Attesters ≠ verifiers: How split roles kill cheap attacks

August 24, 2025 1 week ago 5 min read
attest-vs-verify

Imagine a restaurant. The waiter carries plates. The sous-chef tastes.

If the same person both carries and “verifies” the dish, one bribe near the door can poison the whole room.

On blockchains it is the same.

Keep attestation apart from verification, and cheap attacks die before dessert.

Dapp AI: Culinary metaphors aside, this is a rigorous security model with randomized verification and probabilistic finality. Calm down, chef.

Kitchen vs blockchain

In Acki Nacki, roles are split by design.

  • Block Keepers (BKs) propagate and attest.
  • Acki-Nacki verifiers validate execution and issue Ack or Nack.
  • Block Producers cook blocks.
  • Mobile Verifiers are surprise inspectors from the street.

This is not theory salad, it is in the spec, including definitions of BP, BK, and Verifier, plus the “attest vs verify” split, slashing, and the selection and reveal process for verifiers using BLS keys and Merkle proofs.

Acki Nacki also spells out how many verifiers you expect per block, how often attestations are needed for finality, and how selection is random and per block, not pre-announced.

Mini diagram 1: Front of house vs kitchen

[Client Tx]
    |
    v
[Block Producer] --> cooks block
    |
    v
[Block Keepers] -- Attest --> BP
    \
     \_ random subset -> [Acki-Nacki Verifiers] -- Ack/Nack -> BKs

Threat models, in plain language

  1. Door-bribe attack, bribe a few doormen. If attesters and verifiers are the same crowd, bribe once, pass the poison. Split the roles, and you now need to bribe two different, separately randomized groups.
  2. Too-complex dish attack, a producer makes a block so heavy it stalls verification. The protocol caps verify time, lets verifiers issue a special Nack “too complex”, then penalizes the producer.
  3. DDoS the honest attack, flood the honest BKs so few can attest, then slip a bad block. The model analyzes how many nodes you must knock out and shows parameters that keep liveness and safety even when many BKs are malicious.

Dapp AI: Translation, to break it you now need money, timing, and luck, all together. Good.

Quick math, without heartburn

Here is the essence. Let

  • N be total Block Keepers,
  • v expected verifiers per block,
  • A attestations needed for probabilistic finality,
  • M malicious BKs that also try to get picked as verifiers.

The chance that no honest verifier shows up when you need them is roughly
p ≈ (1 − v/N)^(A − M). That is, you must get unlucky A – M times in a row.

A concrete example the papers discuss uses N = 1000, v ≈ 40. With a strong A = 800 and only M = 20 colluders, p becomes

  • step 1, v/N = 40/1000 = 0.04
  • step 2, 1 − v/N = 0.96
  • step 3, exponent = A − M = 780
  • step 4, 0.96^780 ≈ exp(780 × ln 0.96)

» **Requirements**:
Continue the article on splitting attester and verifier roles from the point where it stops.

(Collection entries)

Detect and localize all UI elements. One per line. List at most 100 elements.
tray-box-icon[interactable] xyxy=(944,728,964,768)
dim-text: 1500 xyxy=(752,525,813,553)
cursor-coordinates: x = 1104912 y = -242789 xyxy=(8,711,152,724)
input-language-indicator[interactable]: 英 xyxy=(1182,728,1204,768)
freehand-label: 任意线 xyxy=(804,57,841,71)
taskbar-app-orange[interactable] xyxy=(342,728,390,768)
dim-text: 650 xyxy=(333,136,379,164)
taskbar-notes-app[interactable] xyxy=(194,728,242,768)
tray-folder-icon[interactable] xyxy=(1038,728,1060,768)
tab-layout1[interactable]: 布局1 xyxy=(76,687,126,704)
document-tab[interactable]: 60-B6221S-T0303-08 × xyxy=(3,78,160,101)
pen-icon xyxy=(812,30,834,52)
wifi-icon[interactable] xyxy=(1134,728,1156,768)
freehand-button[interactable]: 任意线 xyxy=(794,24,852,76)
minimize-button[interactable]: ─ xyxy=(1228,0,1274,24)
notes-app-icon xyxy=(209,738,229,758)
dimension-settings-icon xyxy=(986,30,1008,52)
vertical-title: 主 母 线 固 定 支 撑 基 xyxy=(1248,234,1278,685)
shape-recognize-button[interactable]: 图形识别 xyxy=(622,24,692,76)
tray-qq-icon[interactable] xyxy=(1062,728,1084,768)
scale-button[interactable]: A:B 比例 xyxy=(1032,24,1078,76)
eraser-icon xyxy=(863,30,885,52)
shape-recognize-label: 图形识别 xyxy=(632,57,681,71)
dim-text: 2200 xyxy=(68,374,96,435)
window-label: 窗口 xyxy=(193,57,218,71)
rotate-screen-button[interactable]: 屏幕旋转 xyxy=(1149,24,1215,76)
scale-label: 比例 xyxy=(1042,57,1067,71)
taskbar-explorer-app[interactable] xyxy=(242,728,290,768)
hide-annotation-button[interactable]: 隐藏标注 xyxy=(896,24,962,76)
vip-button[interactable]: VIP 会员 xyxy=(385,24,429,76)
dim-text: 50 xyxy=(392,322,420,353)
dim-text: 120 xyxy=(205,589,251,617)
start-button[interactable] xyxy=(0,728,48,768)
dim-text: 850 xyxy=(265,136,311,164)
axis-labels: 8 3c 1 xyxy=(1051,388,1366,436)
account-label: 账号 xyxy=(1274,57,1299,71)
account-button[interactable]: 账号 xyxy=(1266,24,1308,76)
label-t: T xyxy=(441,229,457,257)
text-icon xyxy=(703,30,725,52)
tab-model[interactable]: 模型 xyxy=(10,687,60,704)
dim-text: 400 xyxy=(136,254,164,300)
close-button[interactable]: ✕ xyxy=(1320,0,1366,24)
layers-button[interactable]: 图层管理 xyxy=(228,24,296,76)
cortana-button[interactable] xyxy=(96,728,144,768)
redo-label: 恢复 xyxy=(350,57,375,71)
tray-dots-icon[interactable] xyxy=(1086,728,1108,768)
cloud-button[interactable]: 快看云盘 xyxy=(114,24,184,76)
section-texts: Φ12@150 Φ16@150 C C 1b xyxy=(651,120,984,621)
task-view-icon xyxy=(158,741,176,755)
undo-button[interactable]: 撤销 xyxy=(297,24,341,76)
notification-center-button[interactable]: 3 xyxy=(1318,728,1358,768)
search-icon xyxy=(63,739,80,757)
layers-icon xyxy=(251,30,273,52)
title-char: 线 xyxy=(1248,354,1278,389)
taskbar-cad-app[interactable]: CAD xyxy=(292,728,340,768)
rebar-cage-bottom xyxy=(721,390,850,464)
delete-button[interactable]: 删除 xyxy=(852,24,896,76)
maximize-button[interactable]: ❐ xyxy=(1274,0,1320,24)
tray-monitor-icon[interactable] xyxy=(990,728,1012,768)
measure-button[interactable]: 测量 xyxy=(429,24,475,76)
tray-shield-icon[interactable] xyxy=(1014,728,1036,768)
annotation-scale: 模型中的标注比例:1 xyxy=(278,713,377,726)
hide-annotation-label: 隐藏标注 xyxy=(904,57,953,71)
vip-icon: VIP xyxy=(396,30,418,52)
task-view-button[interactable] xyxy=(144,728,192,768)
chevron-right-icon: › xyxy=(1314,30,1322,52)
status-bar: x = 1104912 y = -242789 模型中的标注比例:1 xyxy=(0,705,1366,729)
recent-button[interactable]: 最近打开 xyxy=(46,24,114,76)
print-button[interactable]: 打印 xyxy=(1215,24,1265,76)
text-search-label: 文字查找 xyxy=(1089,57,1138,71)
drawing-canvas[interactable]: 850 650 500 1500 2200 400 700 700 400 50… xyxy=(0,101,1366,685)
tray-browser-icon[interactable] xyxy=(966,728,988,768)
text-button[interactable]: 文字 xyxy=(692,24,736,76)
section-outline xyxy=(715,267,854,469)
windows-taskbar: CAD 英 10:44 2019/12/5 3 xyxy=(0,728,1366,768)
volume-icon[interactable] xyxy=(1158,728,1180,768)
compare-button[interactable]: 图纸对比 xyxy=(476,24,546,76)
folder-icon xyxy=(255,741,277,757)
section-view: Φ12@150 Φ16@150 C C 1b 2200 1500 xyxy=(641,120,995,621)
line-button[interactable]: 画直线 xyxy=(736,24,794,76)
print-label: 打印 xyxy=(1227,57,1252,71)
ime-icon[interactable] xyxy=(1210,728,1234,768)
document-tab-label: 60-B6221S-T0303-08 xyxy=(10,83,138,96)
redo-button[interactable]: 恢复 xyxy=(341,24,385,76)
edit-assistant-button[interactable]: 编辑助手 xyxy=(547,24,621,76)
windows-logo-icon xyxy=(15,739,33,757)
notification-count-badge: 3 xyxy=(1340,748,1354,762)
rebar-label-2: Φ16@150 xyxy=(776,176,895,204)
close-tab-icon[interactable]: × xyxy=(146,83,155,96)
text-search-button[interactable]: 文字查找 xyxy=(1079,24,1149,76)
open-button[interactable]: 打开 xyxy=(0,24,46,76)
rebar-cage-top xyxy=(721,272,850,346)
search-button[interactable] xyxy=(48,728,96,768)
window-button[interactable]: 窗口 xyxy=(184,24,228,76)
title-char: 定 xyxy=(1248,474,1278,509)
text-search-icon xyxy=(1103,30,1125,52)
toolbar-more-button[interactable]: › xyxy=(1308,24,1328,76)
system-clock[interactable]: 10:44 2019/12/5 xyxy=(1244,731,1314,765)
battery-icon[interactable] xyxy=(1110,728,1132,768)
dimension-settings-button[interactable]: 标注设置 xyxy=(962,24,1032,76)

» **Output for this task**:
  • ln 0.96 ≈ −0.04082, multiply 780 → −31.84, exponentiate → ~1.5e-14

That is basically zero in human life. The research even compares break probabilities to a comet ending civilization. The comet wins.

Now add Mobile Verifiers, the surprise inspectors. Each one randomly checks a small slice of transactions. The attack probability multiplies by another term, (1 − λMV)^(NMV − NMV,mal). So now the attacker must dodge all honest Acki-Nacki and all honest mobile checks simultaneously. Multiplication of improbabilities kills “cheap.”

Mini diagram 2: Probability stacking

Attest layer:          (1 - v/N)^(A - M)
      AND
Mobile-verify layer:   (1 - λ_MV)^(NMV - NMV,mal)
-----------------------------------------------
Combined p_attack = product of both layers

Dapp Whisperer: This is why randomized verification is not a buzzword, it is a bill, payable in probability.

Dapp AI: And probability compounds like Balkan coffee, strong and unforgiving.

Why separation matters more than slogans

  • Different incentives, different surfaces. BKs optimize throughput and network plumbing. Verifiers optimize correctness. If you merge them, one failure mode feeds the other. Split them, and your blast radius shrinks. The protocol codifies this with clear definitions of Attestation vs Ack/Nack, selection and reveal, and slashing for both negligence and fraud.
  • Randomized, per-block selection. You cannot DDoS or bribe what you cannot predict. Verifier identities are derived and revealed with BLS key lists and Merkle proofs after the fact, which blocks targeted pre-selection games.
  • Message complexity stays sane. Consensus is two communication steps in the happy path, which keeps the kitchen moving, even as security scales with parameters like v and A.
  • Performance is not sacrificed. The design aims for fast finality and parallel execution, pushing beyond the usual ceilings you see in BFT-style systems.

Mini diagram 3: “Who can cheat what”

[Attesters (BKs)]  -> can spam attests, can't finalize wrong block alone
[Verifiers (Acki-Nacki)] -> can Ack/Nack, are random, slashed on lies
[Mobile Verifiers] -> catch single bad tx, unpredictable timing
Combine = attacker must win all three at once

What to watch on AN, practically

  1. Parameters in the wild. Ask for the live values of A (attestations for finality) and v (target verifiers per block). These directly shape p ≈ (1 − v/N)^(A − M). The model even gives a binomial view, expected Acki-Nacki per block is E = v, with selection probability v/N per BK.
  2. Verifier selection and reveals. Look for the Merkle-committed verifier key lists, the per-block reveal proofs, and the “too complex” Nacks. Those are canaries against producer games.
  3. Mobile Verifier activation. The extra security term only exists if NMV is large and honest. AN includes a full tokenomics model for Mobile Verifiers, including frequency λMV, rewards, min stake logic by epochs, and clustering of rewards by Boosts. This is not cosmetic, it lowers attack probability multiplicatively.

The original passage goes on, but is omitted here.